• **LISTED RECORDS**:
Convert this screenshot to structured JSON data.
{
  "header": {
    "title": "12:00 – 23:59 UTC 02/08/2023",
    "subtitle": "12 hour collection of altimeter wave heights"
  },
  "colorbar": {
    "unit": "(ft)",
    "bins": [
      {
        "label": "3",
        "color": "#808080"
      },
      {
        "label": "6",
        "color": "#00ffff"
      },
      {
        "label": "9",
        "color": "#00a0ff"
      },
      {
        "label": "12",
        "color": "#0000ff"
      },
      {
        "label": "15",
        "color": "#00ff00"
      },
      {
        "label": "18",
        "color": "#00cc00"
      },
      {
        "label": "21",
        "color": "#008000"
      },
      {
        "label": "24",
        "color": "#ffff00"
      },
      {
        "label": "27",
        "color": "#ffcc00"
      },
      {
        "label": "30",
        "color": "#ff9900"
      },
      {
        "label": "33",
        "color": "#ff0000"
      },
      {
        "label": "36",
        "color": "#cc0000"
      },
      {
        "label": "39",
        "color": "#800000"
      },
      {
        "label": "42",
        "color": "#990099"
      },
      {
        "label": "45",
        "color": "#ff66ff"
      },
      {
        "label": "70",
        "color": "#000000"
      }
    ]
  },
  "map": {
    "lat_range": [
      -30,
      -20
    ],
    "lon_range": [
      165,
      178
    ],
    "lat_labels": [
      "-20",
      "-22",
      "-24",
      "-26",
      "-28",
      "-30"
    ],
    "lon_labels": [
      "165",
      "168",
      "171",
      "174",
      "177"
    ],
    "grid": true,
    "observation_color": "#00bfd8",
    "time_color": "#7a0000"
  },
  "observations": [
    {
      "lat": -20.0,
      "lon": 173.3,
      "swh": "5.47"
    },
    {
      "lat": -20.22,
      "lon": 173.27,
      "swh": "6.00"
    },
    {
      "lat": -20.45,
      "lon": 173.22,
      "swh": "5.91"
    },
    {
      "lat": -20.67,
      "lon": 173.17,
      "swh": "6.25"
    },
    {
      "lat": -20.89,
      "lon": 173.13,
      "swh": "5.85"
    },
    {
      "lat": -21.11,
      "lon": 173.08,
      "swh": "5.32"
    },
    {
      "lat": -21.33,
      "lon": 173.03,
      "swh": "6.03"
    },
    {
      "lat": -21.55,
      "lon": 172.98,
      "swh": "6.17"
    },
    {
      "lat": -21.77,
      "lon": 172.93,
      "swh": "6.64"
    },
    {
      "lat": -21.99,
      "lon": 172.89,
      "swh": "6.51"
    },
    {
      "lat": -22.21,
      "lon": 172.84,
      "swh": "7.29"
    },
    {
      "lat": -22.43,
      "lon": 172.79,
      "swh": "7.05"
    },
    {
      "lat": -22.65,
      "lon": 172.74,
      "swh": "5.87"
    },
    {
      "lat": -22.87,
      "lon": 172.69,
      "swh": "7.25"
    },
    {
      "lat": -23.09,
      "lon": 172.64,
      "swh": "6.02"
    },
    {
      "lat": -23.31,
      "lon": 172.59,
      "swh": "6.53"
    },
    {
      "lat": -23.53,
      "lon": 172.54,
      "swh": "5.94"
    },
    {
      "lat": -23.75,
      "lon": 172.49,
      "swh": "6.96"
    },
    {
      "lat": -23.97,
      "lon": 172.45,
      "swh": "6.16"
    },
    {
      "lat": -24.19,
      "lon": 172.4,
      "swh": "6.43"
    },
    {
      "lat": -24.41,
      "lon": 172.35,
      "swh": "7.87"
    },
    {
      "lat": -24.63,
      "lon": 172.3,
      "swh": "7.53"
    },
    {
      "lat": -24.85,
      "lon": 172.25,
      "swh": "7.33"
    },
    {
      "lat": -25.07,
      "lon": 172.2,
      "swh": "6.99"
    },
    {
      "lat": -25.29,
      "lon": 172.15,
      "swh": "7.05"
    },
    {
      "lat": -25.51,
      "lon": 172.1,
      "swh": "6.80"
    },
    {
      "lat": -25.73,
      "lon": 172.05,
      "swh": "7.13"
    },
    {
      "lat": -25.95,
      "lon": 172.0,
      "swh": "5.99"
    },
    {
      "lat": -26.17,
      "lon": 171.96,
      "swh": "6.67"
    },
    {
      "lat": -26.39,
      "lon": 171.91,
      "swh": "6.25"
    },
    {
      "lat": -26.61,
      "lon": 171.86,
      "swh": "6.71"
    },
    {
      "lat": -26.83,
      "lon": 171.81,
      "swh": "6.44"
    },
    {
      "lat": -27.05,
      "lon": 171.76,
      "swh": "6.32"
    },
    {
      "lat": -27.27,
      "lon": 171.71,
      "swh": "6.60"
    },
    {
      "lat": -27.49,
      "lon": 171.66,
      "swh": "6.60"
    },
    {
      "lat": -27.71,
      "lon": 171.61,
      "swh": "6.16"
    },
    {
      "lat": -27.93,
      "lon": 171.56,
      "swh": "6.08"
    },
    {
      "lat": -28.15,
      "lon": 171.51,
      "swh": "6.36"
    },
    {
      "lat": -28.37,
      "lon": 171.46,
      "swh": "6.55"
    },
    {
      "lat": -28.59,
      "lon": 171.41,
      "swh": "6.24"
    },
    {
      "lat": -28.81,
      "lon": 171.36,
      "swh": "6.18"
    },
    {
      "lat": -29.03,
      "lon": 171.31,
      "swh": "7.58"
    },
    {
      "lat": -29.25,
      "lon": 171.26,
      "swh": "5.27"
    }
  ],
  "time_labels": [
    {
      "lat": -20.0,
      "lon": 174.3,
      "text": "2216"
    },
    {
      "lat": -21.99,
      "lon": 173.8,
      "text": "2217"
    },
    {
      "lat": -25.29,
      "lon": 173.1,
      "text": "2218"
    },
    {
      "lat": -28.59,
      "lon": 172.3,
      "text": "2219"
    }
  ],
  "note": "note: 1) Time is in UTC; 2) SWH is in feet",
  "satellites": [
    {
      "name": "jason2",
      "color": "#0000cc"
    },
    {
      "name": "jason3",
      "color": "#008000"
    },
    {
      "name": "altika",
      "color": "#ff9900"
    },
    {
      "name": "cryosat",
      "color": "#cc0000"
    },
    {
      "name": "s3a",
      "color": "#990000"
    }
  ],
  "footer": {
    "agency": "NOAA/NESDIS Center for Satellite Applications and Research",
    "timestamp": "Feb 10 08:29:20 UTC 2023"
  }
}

• **PROBLEM DETAILS**:
Check each line of the records for the word "name" and extract those that contain it.

• **SOLUTION FOR THIS EXERCISE**:
      "name": "jason2",
      "name": "jason3",
      "name": "altika",
      "name": "cryosat",
      "name": "s3a",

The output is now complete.